Directions for this task>
What lines in the records below contain the string "siehe"? Copy every one.

━━━━━ Provided material ━━━━━

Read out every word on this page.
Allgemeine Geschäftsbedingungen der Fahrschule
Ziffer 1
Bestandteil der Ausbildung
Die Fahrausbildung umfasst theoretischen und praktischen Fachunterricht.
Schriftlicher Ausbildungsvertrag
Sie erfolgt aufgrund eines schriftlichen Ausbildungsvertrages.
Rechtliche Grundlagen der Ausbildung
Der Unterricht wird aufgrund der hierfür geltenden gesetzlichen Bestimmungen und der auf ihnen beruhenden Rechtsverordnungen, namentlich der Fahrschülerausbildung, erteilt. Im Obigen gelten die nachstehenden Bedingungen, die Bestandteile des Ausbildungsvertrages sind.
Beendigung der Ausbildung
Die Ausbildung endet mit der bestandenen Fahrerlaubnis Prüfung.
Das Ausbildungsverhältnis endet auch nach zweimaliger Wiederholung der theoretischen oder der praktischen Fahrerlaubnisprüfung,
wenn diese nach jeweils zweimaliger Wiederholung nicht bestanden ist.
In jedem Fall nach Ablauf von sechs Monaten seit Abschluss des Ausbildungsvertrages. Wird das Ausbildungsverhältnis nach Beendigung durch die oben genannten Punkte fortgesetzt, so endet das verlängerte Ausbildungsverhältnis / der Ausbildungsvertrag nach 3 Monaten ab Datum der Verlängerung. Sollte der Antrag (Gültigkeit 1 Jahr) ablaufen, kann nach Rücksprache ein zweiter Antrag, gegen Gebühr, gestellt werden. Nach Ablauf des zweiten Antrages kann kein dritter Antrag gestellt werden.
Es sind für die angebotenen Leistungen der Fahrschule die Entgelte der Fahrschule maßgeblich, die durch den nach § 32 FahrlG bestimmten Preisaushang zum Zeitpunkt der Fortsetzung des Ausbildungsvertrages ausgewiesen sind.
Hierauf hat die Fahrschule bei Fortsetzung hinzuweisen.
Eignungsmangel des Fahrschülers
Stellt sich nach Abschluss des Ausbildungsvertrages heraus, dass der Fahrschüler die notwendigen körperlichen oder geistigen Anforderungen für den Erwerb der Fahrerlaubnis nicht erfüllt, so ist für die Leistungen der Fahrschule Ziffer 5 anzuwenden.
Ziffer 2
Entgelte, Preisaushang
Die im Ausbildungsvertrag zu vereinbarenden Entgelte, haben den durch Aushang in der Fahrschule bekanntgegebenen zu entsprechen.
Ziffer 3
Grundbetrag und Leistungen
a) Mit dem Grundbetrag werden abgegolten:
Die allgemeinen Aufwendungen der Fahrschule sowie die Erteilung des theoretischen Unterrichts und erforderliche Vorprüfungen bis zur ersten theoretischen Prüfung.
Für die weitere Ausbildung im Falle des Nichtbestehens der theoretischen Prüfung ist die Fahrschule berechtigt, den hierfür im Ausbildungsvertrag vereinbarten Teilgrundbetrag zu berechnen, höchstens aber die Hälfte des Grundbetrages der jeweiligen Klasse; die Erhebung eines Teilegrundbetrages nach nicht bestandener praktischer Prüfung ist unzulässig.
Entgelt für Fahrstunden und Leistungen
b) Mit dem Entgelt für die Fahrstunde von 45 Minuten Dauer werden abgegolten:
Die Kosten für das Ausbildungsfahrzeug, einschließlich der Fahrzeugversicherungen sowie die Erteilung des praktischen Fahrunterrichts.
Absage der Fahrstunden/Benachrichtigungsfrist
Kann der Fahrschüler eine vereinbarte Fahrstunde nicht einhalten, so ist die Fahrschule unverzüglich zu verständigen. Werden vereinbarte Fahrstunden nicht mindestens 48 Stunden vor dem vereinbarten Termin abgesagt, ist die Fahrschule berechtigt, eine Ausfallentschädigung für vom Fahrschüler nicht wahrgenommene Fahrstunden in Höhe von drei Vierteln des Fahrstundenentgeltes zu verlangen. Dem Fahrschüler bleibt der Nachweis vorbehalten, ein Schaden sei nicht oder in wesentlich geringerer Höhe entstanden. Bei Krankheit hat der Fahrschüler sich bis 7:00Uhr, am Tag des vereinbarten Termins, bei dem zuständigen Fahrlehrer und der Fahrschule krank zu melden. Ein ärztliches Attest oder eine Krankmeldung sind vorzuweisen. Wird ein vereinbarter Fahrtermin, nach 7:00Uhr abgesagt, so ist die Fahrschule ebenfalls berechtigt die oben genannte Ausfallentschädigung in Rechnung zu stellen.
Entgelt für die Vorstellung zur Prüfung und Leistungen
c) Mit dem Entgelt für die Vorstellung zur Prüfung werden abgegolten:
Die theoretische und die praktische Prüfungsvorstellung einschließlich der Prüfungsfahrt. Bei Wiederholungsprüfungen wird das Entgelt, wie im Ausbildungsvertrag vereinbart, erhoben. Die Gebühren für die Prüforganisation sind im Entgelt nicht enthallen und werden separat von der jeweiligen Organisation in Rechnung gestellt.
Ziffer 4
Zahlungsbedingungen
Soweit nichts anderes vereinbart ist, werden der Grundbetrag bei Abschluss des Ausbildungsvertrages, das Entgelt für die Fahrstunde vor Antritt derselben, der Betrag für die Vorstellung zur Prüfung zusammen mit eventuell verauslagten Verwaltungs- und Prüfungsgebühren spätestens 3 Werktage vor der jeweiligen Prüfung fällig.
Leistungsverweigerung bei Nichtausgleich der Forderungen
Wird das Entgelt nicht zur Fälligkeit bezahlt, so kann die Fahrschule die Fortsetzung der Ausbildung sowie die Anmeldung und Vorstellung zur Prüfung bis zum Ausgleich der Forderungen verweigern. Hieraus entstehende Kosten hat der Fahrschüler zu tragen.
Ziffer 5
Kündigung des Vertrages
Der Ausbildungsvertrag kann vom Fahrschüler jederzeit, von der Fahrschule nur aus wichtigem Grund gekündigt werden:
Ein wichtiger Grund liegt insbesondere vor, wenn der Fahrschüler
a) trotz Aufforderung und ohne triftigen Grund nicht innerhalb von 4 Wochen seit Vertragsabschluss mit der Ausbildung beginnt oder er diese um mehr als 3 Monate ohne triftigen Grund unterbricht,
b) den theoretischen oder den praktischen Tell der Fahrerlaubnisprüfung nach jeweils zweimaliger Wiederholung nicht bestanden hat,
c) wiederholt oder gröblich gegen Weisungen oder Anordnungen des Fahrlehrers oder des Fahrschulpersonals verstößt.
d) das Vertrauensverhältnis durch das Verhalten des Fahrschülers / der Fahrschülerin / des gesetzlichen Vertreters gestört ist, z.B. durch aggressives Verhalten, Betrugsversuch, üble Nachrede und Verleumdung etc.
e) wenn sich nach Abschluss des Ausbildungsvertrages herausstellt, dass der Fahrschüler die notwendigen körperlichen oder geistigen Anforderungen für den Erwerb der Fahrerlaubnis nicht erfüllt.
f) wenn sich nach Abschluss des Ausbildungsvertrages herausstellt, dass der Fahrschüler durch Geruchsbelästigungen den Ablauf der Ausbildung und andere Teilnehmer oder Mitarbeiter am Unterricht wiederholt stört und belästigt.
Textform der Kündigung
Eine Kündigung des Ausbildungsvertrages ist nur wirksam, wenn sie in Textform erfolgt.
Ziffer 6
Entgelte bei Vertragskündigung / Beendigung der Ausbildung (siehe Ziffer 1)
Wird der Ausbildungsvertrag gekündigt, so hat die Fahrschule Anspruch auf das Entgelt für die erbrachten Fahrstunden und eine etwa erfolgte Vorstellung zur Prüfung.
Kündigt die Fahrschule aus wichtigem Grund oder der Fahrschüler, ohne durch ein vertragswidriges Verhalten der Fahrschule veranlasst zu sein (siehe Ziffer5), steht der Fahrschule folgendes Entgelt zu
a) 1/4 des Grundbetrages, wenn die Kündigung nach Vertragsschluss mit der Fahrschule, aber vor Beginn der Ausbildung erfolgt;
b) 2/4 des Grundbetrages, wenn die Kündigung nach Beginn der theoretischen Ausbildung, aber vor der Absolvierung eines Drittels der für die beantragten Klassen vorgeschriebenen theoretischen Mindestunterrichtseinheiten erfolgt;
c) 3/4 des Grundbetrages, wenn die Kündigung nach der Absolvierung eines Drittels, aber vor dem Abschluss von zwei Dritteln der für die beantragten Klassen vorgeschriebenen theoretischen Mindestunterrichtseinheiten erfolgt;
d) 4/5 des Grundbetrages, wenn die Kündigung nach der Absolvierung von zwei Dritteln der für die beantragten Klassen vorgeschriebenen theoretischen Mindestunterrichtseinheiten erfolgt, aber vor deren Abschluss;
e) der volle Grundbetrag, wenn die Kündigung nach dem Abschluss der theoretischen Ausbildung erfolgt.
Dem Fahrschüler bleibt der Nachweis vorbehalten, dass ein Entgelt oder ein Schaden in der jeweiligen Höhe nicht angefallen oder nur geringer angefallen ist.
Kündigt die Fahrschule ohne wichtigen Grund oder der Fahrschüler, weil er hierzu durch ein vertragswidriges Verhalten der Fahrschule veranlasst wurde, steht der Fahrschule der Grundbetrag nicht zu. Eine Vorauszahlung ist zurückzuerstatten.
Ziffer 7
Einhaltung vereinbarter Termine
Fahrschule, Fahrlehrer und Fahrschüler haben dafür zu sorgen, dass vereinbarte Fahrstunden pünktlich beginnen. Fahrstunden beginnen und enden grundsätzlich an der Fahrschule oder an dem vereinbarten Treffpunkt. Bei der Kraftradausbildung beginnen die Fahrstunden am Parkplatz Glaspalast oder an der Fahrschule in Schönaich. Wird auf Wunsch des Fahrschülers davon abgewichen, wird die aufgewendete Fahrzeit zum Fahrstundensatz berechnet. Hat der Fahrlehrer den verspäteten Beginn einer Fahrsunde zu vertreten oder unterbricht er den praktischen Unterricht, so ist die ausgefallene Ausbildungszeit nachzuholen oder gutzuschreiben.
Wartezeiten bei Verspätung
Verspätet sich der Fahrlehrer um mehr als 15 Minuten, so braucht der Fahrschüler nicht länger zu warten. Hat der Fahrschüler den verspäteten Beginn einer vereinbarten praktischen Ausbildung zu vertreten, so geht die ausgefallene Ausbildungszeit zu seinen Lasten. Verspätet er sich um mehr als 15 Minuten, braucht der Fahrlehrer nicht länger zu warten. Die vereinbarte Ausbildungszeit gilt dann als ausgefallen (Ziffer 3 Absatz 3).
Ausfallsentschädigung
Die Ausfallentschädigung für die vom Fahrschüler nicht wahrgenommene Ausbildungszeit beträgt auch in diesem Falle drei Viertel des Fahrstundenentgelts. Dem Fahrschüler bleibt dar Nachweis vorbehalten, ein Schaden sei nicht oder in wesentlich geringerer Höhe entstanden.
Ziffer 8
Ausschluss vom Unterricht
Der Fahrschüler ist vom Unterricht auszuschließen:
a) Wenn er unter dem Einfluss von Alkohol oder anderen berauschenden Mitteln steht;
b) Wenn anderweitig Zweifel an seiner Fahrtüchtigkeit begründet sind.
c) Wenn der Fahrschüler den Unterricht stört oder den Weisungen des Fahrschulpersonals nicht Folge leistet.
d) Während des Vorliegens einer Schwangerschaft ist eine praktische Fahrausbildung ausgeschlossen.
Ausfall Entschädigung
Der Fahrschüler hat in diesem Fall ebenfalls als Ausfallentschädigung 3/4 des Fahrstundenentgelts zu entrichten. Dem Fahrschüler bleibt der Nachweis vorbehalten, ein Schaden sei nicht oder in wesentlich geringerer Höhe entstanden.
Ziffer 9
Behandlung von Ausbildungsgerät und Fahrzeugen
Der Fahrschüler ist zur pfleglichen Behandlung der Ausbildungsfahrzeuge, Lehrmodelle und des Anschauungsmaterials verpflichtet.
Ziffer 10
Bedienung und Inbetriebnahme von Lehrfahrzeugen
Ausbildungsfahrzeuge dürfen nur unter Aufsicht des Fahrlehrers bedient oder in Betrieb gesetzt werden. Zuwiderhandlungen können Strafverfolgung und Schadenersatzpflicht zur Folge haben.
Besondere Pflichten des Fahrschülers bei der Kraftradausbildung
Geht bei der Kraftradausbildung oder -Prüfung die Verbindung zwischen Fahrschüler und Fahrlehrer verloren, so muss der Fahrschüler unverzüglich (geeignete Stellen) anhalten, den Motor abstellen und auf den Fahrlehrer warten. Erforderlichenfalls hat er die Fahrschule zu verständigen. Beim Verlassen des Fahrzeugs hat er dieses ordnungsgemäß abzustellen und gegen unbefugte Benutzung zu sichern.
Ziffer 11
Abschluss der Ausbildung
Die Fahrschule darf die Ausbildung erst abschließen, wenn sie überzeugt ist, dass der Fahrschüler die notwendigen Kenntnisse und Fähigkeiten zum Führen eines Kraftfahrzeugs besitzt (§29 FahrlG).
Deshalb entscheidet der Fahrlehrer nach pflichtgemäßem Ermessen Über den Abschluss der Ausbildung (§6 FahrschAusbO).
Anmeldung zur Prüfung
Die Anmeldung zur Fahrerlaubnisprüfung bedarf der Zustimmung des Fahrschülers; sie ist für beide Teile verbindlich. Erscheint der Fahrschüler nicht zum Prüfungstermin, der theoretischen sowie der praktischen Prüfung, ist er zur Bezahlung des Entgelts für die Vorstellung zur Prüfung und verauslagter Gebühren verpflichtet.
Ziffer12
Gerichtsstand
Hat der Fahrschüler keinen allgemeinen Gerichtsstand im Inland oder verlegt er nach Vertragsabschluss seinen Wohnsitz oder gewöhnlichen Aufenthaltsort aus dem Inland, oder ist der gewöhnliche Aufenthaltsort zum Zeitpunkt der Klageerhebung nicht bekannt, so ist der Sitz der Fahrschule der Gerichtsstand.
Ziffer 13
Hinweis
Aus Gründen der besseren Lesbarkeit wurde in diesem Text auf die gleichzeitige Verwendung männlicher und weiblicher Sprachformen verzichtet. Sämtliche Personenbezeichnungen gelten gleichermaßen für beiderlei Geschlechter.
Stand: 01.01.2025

━━━━━

Reply>
Entgelte bei Vertragskündigung / Beendigung der Ausbildung (siehe Ziffer 1)
Kündigt die Fahrschule aus wichtigem Grund oder der Fahrschüler, ohne durch ein vertragswidriges Verhalten der Fahrschule veranlasst zu sein (siehe Ziffer5), steht der Fahrschule folgendes Entgelt zu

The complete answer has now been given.